Justice McGechan concluded that there was no reason to believe that Sir Robert was aware of the disclosure requirements of the 1988 Act. This was not an excuse but it ruled out the more serious offence of a deliberate attempt to conceal his share sales.
Sir Robert was ordered to pay costs of $250,000 and to forfeit 6 million RJI shares worth only 8c at the time of the decision. He had realised 100c per share and more on many of the 105.6 million shares covered by the proceedings.
In 1994 and 1995 the Securities Commission published reports on insider trading allegations at Regal Salmon and Fortex.
The commission noted that Regal Salmon had no procedures for the acquisition and sale of shares by directors or officers. The wife of managing director Terry Shagin purchased shares a week before a takeover bid from Salmon Smith Biolab was made public. Mr Shagin was aware of the impending takeover, he placed the purchase order and payment for the shares was made from Mr and Mrs Shagins' joint account.
T/A Pacific, a United States-based institution and Fortex's largest shareholder, visited the meat company on March 2, 1994. Two executives of Garlick & Co, a stockbroking firm advising Fortex at the time, also attended.

Bounding box prediction data:
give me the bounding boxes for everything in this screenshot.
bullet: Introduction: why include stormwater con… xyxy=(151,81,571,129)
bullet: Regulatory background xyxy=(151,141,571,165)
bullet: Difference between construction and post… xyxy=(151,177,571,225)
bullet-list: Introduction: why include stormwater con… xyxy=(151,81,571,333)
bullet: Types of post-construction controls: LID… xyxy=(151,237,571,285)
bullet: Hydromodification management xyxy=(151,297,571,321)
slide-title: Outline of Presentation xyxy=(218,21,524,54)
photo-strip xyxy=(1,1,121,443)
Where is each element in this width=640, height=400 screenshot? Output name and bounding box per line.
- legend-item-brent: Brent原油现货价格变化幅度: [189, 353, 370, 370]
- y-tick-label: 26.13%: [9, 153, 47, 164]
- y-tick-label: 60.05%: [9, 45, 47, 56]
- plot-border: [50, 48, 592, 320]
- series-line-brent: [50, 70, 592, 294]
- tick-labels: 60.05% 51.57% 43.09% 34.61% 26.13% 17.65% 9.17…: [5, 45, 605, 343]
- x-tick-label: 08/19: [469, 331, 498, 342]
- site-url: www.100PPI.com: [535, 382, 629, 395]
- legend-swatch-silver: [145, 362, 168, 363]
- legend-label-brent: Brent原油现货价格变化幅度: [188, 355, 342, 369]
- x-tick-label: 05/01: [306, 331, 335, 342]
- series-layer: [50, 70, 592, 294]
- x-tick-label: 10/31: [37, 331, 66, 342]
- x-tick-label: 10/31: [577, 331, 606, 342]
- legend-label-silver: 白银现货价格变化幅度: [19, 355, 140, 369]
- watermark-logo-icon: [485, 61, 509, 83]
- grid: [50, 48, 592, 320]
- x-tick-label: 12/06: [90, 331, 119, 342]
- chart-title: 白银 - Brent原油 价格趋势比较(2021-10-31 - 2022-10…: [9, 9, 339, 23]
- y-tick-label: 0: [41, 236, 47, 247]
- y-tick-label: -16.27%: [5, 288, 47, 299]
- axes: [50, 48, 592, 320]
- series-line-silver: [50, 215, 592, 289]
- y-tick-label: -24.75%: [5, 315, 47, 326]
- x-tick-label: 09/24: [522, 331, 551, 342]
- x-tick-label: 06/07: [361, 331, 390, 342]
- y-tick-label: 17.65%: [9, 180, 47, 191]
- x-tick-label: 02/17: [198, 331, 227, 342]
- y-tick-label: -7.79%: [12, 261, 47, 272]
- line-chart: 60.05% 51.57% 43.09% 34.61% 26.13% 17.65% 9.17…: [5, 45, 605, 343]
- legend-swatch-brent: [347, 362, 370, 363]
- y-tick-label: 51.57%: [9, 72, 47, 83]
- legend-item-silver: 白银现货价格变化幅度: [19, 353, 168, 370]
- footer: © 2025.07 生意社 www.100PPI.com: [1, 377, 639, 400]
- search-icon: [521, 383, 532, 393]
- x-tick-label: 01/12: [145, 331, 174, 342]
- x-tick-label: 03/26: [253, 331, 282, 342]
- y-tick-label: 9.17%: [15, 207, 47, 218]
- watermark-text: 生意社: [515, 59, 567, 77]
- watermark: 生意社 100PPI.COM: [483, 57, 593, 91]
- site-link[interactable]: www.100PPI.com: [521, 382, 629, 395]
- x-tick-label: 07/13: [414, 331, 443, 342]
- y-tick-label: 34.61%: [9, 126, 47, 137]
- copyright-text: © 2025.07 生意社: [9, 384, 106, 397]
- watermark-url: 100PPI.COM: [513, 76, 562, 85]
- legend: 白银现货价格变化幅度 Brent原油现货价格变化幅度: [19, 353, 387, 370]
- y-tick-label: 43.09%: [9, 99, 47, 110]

### Work instruction:
Decide whether each statement below agrees with the securities passage above, answering yes or no and quoting the deciding words of the passage. 1. Sir Robert was ordered to pay costs of $250,000. 2. The Securities Commission published its reports on Regal Salmon and Fortex in 1992. 3. Regal Salmon had procedures for the acquisition and sale of shares by directors or officers.

### Finished exercise:
1. Yes: "Sir Robert was ordered to pay costs of $250,000"
2. No: "In 1994 and 1995 the Securities Commission published reports on insider trading allegations at Regal Salmon and Fortex."
3. No: "Regal Salmon had no procedures for the acquisition and sale of shares by directors or officers."